• [WORKING DATA]:

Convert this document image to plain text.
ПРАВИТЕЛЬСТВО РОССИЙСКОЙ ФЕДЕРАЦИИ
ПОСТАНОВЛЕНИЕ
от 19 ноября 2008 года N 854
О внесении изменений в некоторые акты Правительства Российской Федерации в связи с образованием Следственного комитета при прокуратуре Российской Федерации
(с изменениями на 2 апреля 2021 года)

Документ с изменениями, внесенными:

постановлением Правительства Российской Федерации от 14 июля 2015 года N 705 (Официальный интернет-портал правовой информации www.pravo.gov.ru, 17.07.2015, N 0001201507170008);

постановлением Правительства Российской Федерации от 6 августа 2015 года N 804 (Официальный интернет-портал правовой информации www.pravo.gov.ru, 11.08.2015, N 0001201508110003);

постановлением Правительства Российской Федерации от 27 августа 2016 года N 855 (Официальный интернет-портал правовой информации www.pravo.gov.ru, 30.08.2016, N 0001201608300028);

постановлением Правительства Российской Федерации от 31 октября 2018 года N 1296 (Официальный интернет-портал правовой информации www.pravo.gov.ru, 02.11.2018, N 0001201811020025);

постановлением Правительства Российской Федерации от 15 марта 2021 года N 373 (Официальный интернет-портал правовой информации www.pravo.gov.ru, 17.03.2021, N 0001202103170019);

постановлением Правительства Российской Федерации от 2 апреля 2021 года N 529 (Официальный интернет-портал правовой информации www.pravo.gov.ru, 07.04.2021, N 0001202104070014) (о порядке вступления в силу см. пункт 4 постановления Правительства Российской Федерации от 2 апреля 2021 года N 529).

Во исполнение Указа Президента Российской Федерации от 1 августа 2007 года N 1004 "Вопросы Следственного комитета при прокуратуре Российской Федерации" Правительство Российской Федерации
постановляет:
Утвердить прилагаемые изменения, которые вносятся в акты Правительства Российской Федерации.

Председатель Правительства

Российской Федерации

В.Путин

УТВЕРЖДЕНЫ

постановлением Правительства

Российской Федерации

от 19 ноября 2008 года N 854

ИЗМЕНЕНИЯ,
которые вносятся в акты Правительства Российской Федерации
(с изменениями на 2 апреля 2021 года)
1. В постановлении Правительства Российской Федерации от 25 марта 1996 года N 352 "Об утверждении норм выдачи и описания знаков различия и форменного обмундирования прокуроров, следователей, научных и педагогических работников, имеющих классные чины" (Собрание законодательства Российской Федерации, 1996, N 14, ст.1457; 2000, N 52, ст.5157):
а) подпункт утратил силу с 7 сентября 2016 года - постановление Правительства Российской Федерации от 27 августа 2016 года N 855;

• [TASK DESCRIPTION]:
Show all lines from the records above where the word "прокуратуре" occurs.

• [ANSWER BELOW]:
О внесении изменений в некоторые акты Правительства Российской Федерации в связи с образованием Следственного комитета при прокуратуре Российской Федерации
Во исполнение Указа Президента Российской Федерации от 1 августа 2007 года N 1004 "Вопросы Следственного комитета при прокуратуре Российской Федерации" Правительство Российской Федерации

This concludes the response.